(What is needed) Every line below that contains "Willkommen" is to be copied.

(Materials provided)
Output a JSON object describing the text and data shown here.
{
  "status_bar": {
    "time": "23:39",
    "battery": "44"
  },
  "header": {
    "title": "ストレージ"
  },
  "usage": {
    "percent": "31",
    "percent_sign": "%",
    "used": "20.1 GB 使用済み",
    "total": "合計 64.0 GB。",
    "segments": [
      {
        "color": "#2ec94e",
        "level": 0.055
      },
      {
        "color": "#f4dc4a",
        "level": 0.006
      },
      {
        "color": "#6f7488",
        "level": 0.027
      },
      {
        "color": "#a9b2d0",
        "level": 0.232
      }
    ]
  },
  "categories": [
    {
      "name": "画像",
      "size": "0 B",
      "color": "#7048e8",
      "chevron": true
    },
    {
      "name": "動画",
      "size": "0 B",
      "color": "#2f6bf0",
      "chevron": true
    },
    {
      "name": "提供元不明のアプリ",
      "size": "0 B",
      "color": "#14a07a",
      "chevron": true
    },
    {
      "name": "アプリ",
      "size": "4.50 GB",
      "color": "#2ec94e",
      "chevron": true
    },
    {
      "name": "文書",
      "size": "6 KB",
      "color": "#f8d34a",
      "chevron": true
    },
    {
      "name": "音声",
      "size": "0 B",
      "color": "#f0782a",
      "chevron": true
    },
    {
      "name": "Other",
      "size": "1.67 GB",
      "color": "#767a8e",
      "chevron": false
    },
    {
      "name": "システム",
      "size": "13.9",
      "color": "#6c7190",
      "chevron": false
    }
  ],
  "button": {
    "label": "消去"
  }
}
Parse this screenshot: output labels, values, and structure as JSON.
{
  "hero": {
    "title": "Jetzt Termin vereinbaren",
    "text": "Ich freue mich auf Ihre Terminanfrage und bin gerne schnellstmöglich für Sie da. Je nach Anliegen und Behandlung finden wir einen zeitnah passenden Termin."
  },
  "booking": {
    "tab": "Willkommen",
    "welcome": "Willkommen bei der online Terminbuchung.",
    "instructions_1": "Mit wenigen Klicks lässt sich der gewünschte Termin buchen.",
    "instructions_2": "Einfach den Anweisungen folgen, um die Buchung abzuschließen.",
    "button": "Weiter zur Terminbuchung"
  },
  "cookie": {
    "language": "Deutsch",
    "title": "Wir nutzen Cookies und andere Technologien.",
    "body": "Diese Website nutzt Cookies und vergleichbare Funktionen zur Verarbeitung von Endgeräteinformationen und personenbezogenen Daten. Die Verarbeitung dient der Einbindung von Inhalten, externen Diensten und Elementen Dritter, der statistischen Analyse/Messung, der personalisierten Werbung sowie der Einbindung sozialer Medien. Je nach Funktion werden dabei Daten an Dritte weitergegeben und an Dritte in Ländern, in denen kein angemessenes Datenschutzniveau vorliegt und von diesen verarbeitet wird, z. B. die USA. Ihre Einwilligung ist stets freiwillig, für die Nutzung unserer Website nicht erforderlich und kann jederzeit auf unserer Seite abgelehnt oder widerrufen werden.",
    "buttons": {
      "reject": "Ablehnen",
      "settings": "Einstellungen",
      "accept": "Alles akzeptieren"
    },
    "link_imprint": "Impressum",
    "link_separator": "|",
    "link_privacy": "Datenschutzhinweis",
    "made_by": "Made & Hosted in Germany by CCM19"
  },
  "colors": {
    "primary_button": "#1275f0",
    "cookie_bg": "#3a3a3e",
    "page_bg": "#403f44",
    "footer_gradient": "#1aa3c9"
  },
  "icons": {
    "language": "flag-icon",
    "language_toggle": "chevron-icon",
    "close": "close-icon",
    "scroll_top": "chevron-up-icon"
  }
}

(Solution for this problem)
    "tab": "Willkommen",
    "welcome": "Willkommen bei der online Terminbuchung.",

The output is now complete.